WHAT TO WORK ON — Repeat every entry word for word, skipping the pictures.

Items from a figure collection
************
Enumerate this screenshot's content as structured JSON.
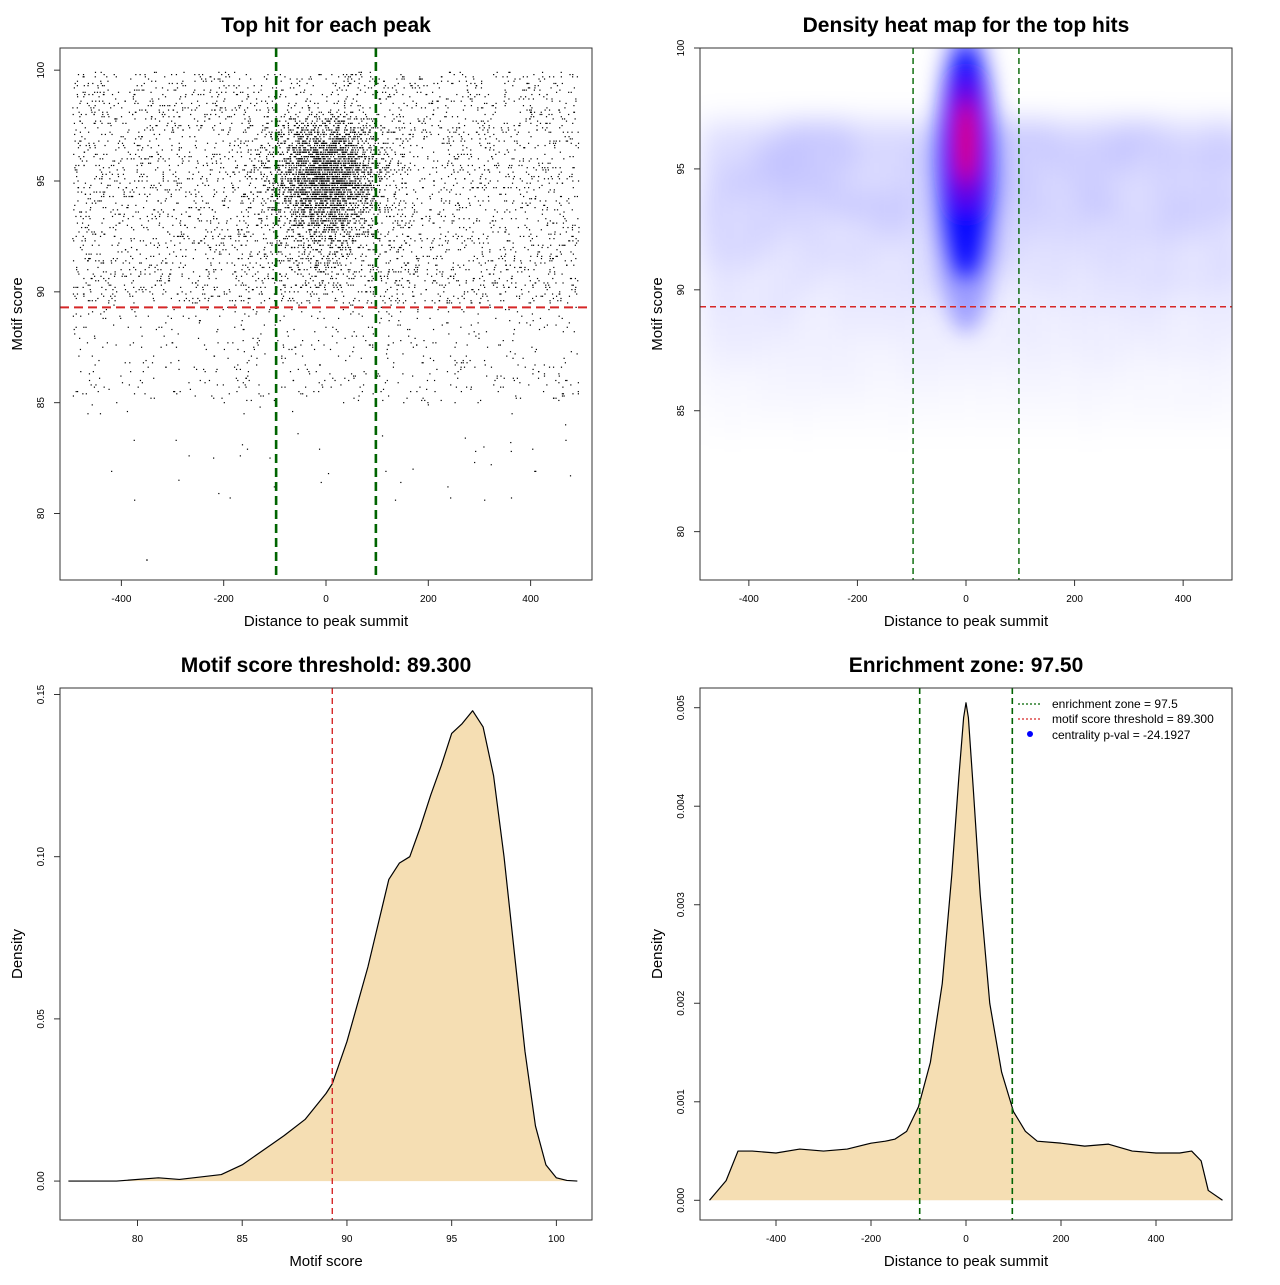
{
  "chart_data": [
    {
      "type": "scatter",
      "title": "Top hit for each peak",
      "xlabel": "Distance to peak summit",
      "ylabel": "Motif score",
      "xlim": [
        -520,
        520
      ],
      "ylim": [
        77,
        101
      ],
      "x_ticks": [
        -400,
        -200,
        0,
        200,
        400
      ],
      "y_ticks": [
        80,
        85,
        90,
        95,
        100
      ],
      "x_tick_labels": [
        "-400",
        "-200",
        "0",
        "200",
        "400"
      ],
      "y_tick_labels": [
        "80",
        "85",
        "90",
        "95",
        "100"
      ],
      "threshold_y": 89.3,
      "zone_x": [
        -97.5,
        97.5
      ],
      "point_distribution": {
        "n_points": 7600,
        "central_fraction": 0.42,
        "center_x": 0,
        "center_sd_x": 55,
        "x_range": [
          -495,
          495
        ],
        "score_peak": 96,
        "score_min": 77.9,
        "score_max": 100
      },
      "colors": {
        "points": "#000000",
        "threshold": "#d62728",
        "zone": "#006400"
      },
      "grid": false
    },
    {
      "type": "heatmap",
      "title": "Density heat map for the top hits",
      "xlabel": "Distance to peak summit",
      "ylabel": "Motif score",
      "xlim": [
        -490,
        490
      ],
      "ylim": [
        78,
        100
      ],
      "x_ticks": [
        -400,
        -200,
        0,
        200,
        400
      ],
      "y_ticks": [
        80,
        85,
        90,
        95,
        100
      ],
      "x_tick_labels": [
        "-400",
        "-200",
        "0",
        "200",
        "400"
      ],
      "y_tick_labels": [
        "80",
        "85",
        "90",
        "95",
        "100"
      ],
      "threshold_y": 89.3,
      "zone_x": [
        -97.5,
        97.5
      ],
      "hotspot": {
        "x": 0,
        "y": 96,
        "sd_x": 30,
        "sd_y": 2.2
      },
      "colors": {
        "low": "#ffffff",
        "mid": "#0000ff",
        "high": "#ff0000",
        "threshold": "#d62728",
        "zone": "#006400"
      },
      "grid": false
    },
    {
      "type": "area",
      "title": "Motif score threshold: 89.300",
      "xlabel": "Motif score",
      "ylabel": "Density",
      "xlim": [
        76.3,
        101.7
      ],
      "ylim": [
        -0.012,
        0.152
      ],
      "x_ticks": [
        80,
        85,
        90,
        95,
        100
      ],
      "y_ticks": [
        0.0,
        0.05,
        0.1,
        0.15
      ],
      "x_tick_labels": [
        "80",
        "85",
        "90",
        "95",
        "100"
      ],
      "y_tick_labels": [
        "0.00",
        "0.05",
        "0.10",
        "0.15"
      ],
      "x": [
        76.7,
        79,
        81,
        82,
        84,
        85,
        86,
        87,
        88,
        89,
        89.3,
        90,
        91,
        92,
        92.5,
        93,
        93.5,
        94,
        94.5,
        95,
        95.5,
        96,
        96.5,
        97,
        97.5,
        98,
        98.5,
        99,
        99.5,
        100,
        100.5,
        101
      ],
      "y": [
        0.0,
        0.0,
        0.001,
        0.0005,
        0.002,
        0.005,
        0.0095,
        0.014,
        0.019,
        0.027,
        0.03,
        0.043,
        0.066,
        0.093,
        0.098,
        0.1,
        0.109,
        0.119,
        0.128,
        0.138,
        0.141,
        0.145,
        0.14,
        0.125,
        0.1,
        0.07,
        0.04,
        0.017,
        0.005,
        0.001,
        0.0002,
        0.0
      ],
      "threshold_x": 89.3,
      "colors": {
        "fill": "#f5deb3",
        "line": "#000000",
        "threshold": "#d62728"
      },
      "grid": false
    },
    {
      "type": "area",
      "title": "Enrichment zone: 97.50",
      "xlabel": "Distance to peak summit",
      "ylabel": "Density",
      "xlim": [
        -560,
        560
      ],
      "ylim": [
        -0.0002,
        0.0052
      ],
      "x_ticks": [
        -400,
        -200,
        0,
        200,
        400
      ],
      "y_ticks": [
        0.0,
        0.001,
        0.002,
        0.003,
        0.004,
        0.005
      ],
      "x_tick_labels": [
        "-400",
        "-200",
        "0",
        "200",
        "400"
      ],
      "y_tick_labels": [
        "0.000",
        "0.001",
        "0.002",
        "0.003",
        "0.004",
        "0.005"
      ],
      "x": [
        -540,
        -505,
        -480,
        -450,
        -400,
        -350,
        -300,
        -250,
        -200,
        -170,
        -150,
        -125,
        -100,
        -75,
        -50,
        -30,
        -15,
        -5,
        0,
        5,
        15,
        30,
        50,
        75,
        100,
        125,
        150,
        200,
        250,
        300,
        350,
        400,
        450,
        475,
        495,
        510,
        540
      ],
      "y": [
        0.0,
        0.0002,
        0.0005,
        0.0005,
        0.00048,
        0.00052,
        0.0005,
        0.00052,
        0.00058,
        0.0006,
        0.00062,
        0.0007,
        0.00095,
        0.0014,
        0.0022,
        0.0033,
        0.0043,
        0.0049,
        0.00505,
        0.0049,
        0.0042,
        0.0031,
        0.002,
        0.0013,
        0.0009,
        0.0007,
        0.0006,
        0.00058,
        0.00055,
        0.00057,
        0.0005,
        0.00048,
        0.00048,
        0.0005,
        0.0004,
        0.0001,
        0.0
      ],
      "zone_x": [
        -97.5,
        97.5
      ],
      "legend": {
        "placement": "top-right",
        "items": [
          {
            "label": "enrichment zone = 97.5",
            "color": "#006400",
            "style": "dotted-line"
          },
          {
            "label": "motif score threshold = 89.300",
            "color": "#d62728",
            "style": "dotted-line"
          },
          {
            "label": "centrality p-val = -24.1927",
            "color": "#0000ff",
            "style": "point"
          }
        ]
      },
      "colors": {
        "fill": "#f5deb3",
        "line": "#000000",
        "zone": "#006400"
      },
      "grid": false
    }
  ]
}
************
EXERCISE RESULT —
Enumerate this screenshot's content as structured JSON.
{
  "chart_data": [
    {
      "type": "scatter",
      "title": "Top hit for each peak",
      "xlabel": "Distance to peak summit",
      "ylabel": "Motif score",
      "xlim": [
        -520,
        520
      ],
      "ylim": [
        77,
        101
      ],
      "x_ticks": [
        -400,
        -200,
        0,
        200,
        400
      ],
      "y_ticks": [
        80,
        85,
        90,
        95,
        100
      ],
      "x_tick_labels": [
        "-400",
        "-200",
        "0",
        "200",
        "400"
      ],
      "y_tick_labels": [
        "80",
        "85",
        "90",
        "95",
        "100"
      ],
      "threshold_y": 89.3,
      "zone_x": [
        -97.5,
        97.5
      ],
      "point_distribution": {
        "n_points": 7600,
        "central_fraction": 0.42,
        "center_x": 0,
        "center_sd_x": 55,
        "x_range": [
          -495,
          495
        ],
        "score_peak": 96,
        "score_min": 77.9,
        "score_max": 100
      },
      "colors": {
        "points": "#000000",
        "threshold": "#d62728",
        "zone": "#006400"
      },
      "grid": false
    },
    {
      "type": "heatmap",
      "title": "Density heat map for the top hits",
      "xlabel": "Distance to peak summit",
      "ylabel": "Motif score",
      "xlim": [
        -490,
        490
      ],
      "ylim": [
        78,
        100
      ],
      "x_ticks": [
        -400,
        -200,
        0,
        200,
        400
      ],
      "y_ticks": [
        80,
        85,
        90,
        95,
        100
      ],
      "x_tick_labels": [
        "-400",
        "-200",
        "0",
        "200",
        "400"
      ],
      "y_tick_labels": [
        "80",
        "85",
        "90",
        "95",
        "100"
      ],
      "threshold_y": 89.3,
      "zone_x": [
        -97.5,
        97.5
      ],
      "hotspot": {
        "x": 0,
        "y": 96,
        "sd_x": 30,
        "sd_y": 2.2
      },
      "colors": {
        "low": "#ffffff",
        "mid": "#0000ff",
        "high": "#ff0000",
        "threshold": "#d62728",
        "zone": "#006400"
      },
      "grid": false
    },
    {
      "type": "area",
      "title": "Motif score threshold: 89.300",
      "xlabel": "Motif score",
      "ylabel": "Density",
      "xlim": [
        76.3,
        101.7
      ],
      "ylim": [
        -0.012,
        0.152
      ],
      "x_ticks": [
        80,
        85,
        90,
        95,
        100
      ],
      "y_ticks": [
        0.0,
        0.05,
        0.1,
        0.15
      ],
      "x_tick_labels": [
        "80",
        "85",
        "90",
        "95",
        "100"
      ],
      "y_tick_labels": [
        "0.00",
        "0.05",
        "0.10",
        "0.15"
      ],
      "x": [
        76.7,
        79,
        81,
        82,
        84,
        85,
        86,
        87,
        88,
        89,
        89.3,
        90,
        91,
        92,
        92.5,
        93,
        93.5,
        94,
        94.5,
        95,
        95.5,
        96,
        96.5,
        97,
        97.5,
        98,
        98.5,
        99,
        99.5,
        100,
        100.5,
        101
      ],
      "y": [
        0.0,
        0.0,
        0.001,
        0.0005,
        0.002,
        0.005,
        0.0095,
        0.014,
        0.019,
        0.027,
        0.03,
        0.043,
        0.066,
        0.093,
        0.098,
        0.1,
        0.109,
        0.119,
        0.128,
        0.138,
        0.141,
        0.145,
        0.14,
        0.125,
        0.1,
        0.07,
        0.04,
        0.017,
        0.005,
        0.001,
        0.0002,
        0.0
      ],
      "threshold_x": 89.3,
      "colors": {
        "fill": "#f5deb3",
        "line": "#000000",
        "threshold": "#d62728"
      },
      "grid": false
    },
    {
      "type": "area",
      "title": "Enrichment zone: 97.50",
      "xlabel": "Distance to peak summit",
      "ylabel": "Density",
      "xlim": [
        -560,
        560
      ],
      "ylim": [
        -0.0002,
        0.0052
      ],
      "x_ticks": [
        -400,
        -200,
        0,
        200,
        400
      ],
      "y_ticks": [
        0.0,
        0.001,
        0.002,
        0.003,
        0.004,
        0.005
      ],
      "x_tick_labels": [
        "-400",
        "-200",
        "0",
        "200",
        "400"
      ],
      "y_tick_labels": [
        "0.000",
        "0.001",
        "0.002",
        "0.003",
        "0.004",
        "0.005"
      ],
      "x": [
        -540,
        -505,
        -480,
        -450,
        -400,
        -350,
        -300,
        -250,
        -200,
        -170,
        -150,
        -125,
        -100,
        -75,
        -50,
        -30,
        -15,
        -5,
        0,
        5,
        15,
        30,
        50,
        75,
        100,
        125,
        150,
        200,
        250,
        300,
        350,
        400,
        450,
        475,
        495,
        510,
        540
      ],
      "y": [
        0.0,
        0.0002,
        0.0005,
        0.0005,
        0.00048,
        0.00052,
        0.0005,
        0.00052,
        0.00058,
        0.0006,
        0.00062,
        0.0007,
        0.00095,
        0.0014,
        0.0022,
        0.0033,
        0.0043,
        0.0049,
        0.00505,
        0.0049,
        0.0042,
        0.0031,
        0.002,
        0.0013,
        0.0009,
        0.0007,
        0.0006,
        0.00058,
        0.00055,
        0.00057,
        0.0005,
        0.00048,
        0.00048,
        0.0005,
        0.0004,
        0.0001,
        0.0
      ],
      "zone_x": [
        -97.5,
        97.5
      ],
      "legend": {
        "placement": "top-right",
        "items": [
          {
            "label": "enrichment zone = 97.5",
            "color": "#006400",
            "style": "dotted-line"
          },
          {
            "label": "motif score threshold = 89.300",
            "color": "#d62728",
            "style": "dotted-line"
          },
          {
            "label": "centrality p-val = -24.1927",
            "color": "#0000ff",
            "style": "point"
          }
        ]
      },
      "colors": {
        "fill": "#f5deb3",
        "line": "#000000",
        "zone": "#006400"
      },
      "grid": false
    }
  ]
}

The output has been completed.